[Data listing]

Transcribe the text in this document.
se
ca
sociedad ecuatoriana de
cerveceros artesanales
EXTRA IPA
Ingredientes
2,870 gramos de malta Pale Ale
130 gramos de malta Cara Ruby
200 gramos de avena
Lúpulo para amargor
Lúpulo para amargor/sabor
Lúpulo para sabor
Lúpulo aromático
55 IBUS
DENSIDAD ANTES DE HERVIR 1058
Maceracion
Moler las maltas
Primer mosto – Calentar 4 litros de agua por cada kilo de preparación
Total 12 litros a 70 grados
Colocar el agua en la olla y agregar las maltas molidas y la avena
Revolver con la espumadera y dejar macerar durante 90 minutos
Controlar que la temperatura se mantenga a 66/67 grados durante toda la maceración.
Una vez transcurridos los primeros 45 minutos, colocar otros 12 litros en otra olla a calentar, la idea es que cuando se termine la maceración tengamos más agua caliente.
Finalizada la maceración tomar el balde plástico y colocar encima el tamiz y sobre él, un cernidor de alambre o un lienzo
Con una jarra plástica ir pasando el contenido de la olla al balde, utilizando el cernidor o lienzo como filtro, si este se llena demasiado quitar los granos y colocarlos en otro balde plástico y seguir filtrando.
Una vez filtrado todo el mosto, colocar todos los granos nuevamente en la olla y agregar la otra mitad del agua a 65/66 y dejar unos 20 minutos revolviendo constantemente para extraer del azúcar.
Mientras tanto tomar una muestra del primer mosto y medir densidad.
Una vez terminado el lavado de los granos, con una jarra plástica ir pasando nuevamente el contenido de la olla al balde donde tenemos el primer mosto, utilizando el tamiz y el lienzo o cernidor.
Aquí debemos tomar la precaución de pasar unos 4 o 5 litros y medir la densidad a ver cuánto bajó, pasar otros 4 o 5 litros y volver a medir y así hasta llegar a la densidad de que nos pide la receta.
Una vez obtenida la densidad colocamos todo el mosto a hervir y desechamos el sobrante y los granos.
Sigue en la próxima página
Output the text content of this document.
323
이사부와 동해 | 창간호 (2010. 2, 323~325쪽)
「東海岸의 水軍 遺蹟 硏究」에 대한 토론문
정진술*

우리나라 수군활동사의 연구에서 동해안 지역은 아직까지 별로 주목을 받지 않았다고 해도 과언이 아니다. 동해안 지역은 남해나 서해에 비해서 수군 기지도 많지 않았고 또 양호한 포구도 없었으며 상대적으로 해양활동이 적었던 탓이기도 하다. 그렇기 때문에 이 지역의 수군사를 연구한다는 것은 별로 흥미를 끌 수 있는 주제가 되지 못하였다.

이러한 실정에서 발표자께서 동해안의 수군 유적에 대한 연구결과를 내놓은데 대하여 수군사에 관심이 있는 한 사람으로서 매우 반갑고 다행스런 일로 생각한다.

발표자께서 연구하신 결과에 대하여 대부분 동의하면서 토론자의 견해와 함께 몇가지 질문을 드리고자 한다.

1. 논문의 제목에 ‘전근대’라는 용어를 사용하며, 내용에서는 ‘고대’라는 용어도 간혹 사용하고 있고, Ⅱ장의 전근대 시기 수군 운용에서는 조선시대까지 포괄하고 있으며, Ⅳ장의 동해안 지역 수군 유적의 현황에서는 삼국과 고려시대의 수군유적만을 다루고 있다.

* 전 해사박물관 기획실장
---
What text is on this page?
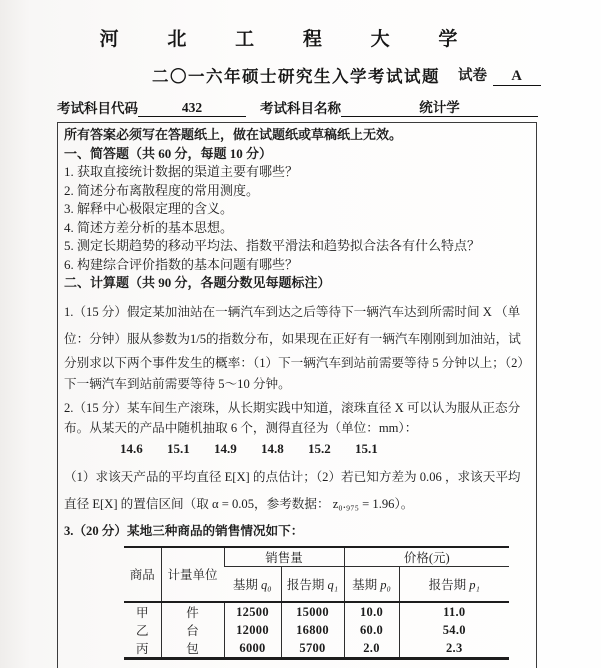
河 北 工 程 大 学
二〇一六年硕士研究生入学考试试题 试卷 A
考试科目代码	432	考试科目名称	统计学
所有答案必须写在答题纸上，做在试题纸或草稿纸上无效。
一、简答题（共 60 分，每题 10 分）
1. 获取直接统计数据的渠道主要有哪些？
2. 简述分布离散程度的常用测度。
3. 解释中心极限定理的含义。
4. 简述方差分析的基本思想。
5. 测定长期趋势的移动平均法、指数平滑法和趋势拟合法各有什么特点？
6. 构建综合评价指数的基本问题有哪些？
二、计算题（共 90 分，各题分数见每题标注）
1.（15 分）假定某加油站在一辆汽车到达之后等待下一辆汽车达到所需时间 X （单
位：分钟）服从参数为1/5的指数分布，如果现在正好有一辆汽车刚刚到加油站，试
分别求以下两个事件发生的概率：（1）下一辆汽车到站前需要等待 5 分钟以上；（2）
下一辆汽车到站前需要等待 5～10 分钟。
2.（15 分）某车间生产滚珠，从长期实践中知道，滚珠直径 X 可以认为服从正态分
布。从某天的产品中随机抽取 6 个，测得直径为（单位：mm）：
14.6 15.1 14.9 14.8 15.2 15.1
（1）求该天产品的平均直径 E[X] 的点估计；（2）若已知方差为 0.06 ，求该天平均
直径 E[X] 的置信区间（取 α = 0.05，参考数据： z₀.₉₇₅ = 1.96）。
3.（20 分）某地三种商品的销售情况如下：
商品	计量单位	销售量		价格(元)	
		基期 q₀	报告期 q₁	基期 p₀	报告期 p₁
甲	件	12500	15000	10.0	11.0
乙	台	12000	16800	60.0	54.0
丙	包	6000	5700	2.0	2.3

* What the task asks: Scan the lines for the string "contenido". Pick out every line that has it.

* Written answer:
Con una jarra plástica ir pasando el contenido de la olla al balde, utilizando el cernidor o lienzo como filtro, si este se llena demasiado quitar los granos y colocarlos en otro balde plástico y seguir filtrando.
Una vez terminado el lavado de los granos, con una jarra plástica ir pasando nuevamente el contenido de la olla al balde donde tenemos el primer mosto, utilizando el tamiz y el lienzo o cernidor.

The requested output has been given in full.